BEGIN Supplied material
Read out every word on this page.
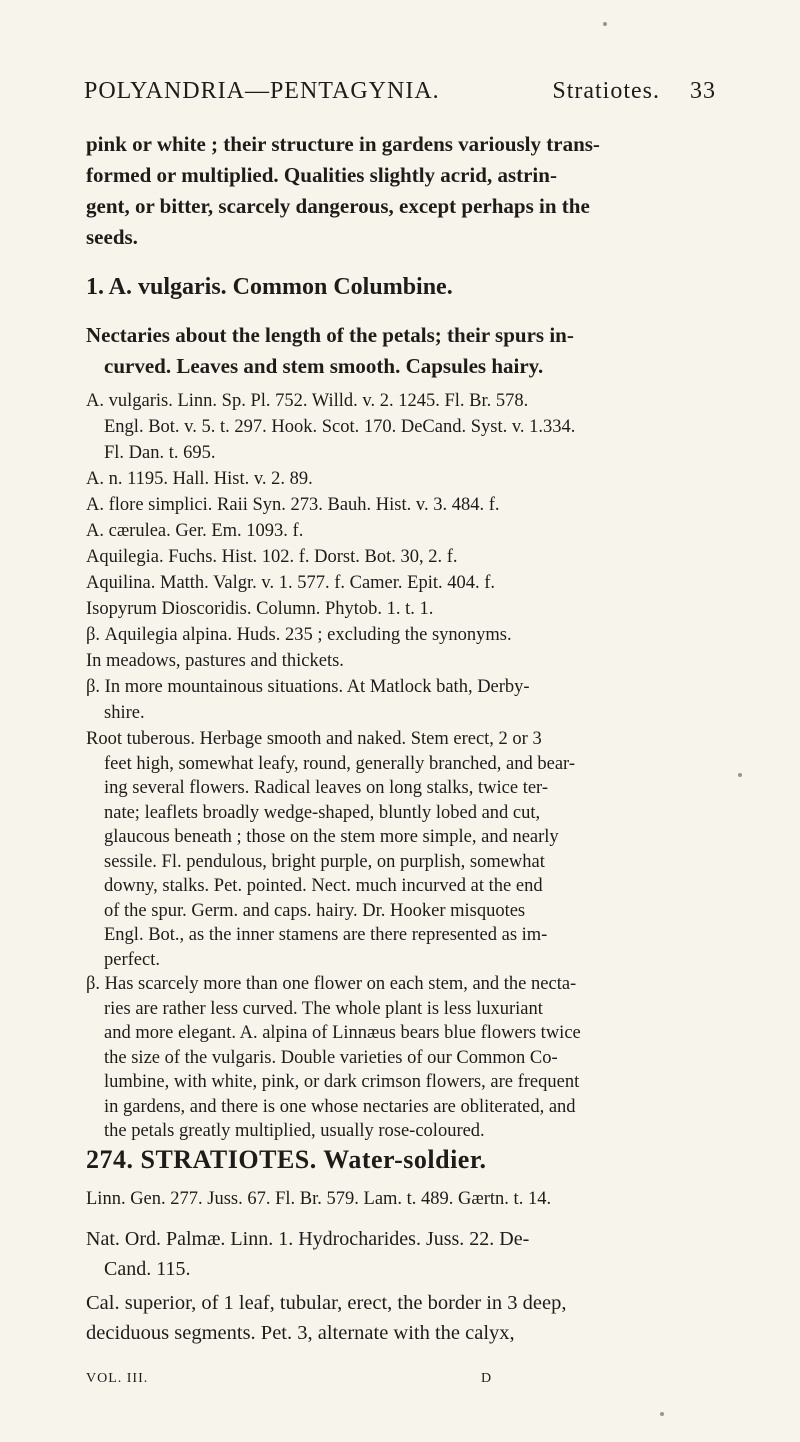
POLYANDRIA—PENTAGYNIA.	Stratiotes. 33
pink or white ; their structure in gardens variously trans-
formed or multiplied. Qualities slightly acrid, astrin-
gent, or bitter, scarcely dangerous, except perhaps in the
seeds.
1. A. vulgaris. Common Columbine.
Nectaries about the length of the petals; their spurs in-
curved. Leaves and stem smooth. Capsules hairy.
A. vulgaris. Linn. Sp. Pl. 752. Willd. v. 2. 1245. Fl. Br. 578.
Engl. Bot. v. 5. t. 297. Hook. Scot. 170. DeCand. Syst. v. 1.334.
Fl. Dan. t. 695.
A. n. 1195. Hall. Hist. v. 2. 89.
A. flore simplici. Raii Syn. 273. Bauh. Hist. v. 3. 484. f.
A. cærulea. Ger. Em. 1093. f.
Aquilegia. Fuchs. Hist. 102. f. Dorst. Bot. 30, 2. f.
Aquilina. Matth. Valgr. v. 1. 577. f. Camer. Epit. 404. f.
Isopyrum Dioscoridis. Column. Phytob. 1. t. 1.
β. Aquilegia alpina. Huds. 235 ; excluding the synonyms.
In meadows, pastures and thickets.
β. In more mountainous situations. At Matlock bath, Derby-
shire.
Root tuberous. Herbage smooth and naked. Stem erect, 2 or 3
feet high, somewhat leafy, round, generally branched, and bear-
ing several flowers. Radical leaves on long stalks, twice ter-
nate; leaflets broadly wedge-shaped, bluntly lobed and cut,
glaucous beneath ; those on the stem more simple, and nearly
sessile. Fl. pendulous, bright purple, on purplish, somewhat
downy, stalks. Pet. pointed. Nect. much incurved at the end
of the spur. Germ. and caps. hairy. Dr. Hooker misquotes
Engl. Bot., as the inner stamens are there represented as im-
perfect.
β. Has scarcely more than one flower on each stem, and the necta-
ries are rather less curved. The whole plant is less luxuriant
and more elegant. A. alpina of Linnæus bears blue flowers twice
the size of the vulgaris. Double varieties of our Common Co-
lumbine, with white, pink, or dark crimson flowers, are frequent
in gardens, and there is one whose nectaries are obliterated, and
the petals greatly multiplied, usually rose-coloured.
274. STRATIOTES. Water-soldier.
Linn. Gen. 277. Juss. 67. Fl. Br. 579. Lam. t. 489. Gærtn. t. 14.
Nat. Ord. Palmæ. Linn. 1. Hydrocharides. Juss. 22. De-
Cand. 115.
Cal. superior, of 1 leaf, tubular, erect, the border in 3 deep,
deciduous segments. Pet. 3, alternate with the calyx,
VOL. III.	D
END Supplied material
What is expected: Determine the count of lines in the data above with the string "pink" in them, and give that count alone.

Result below: 2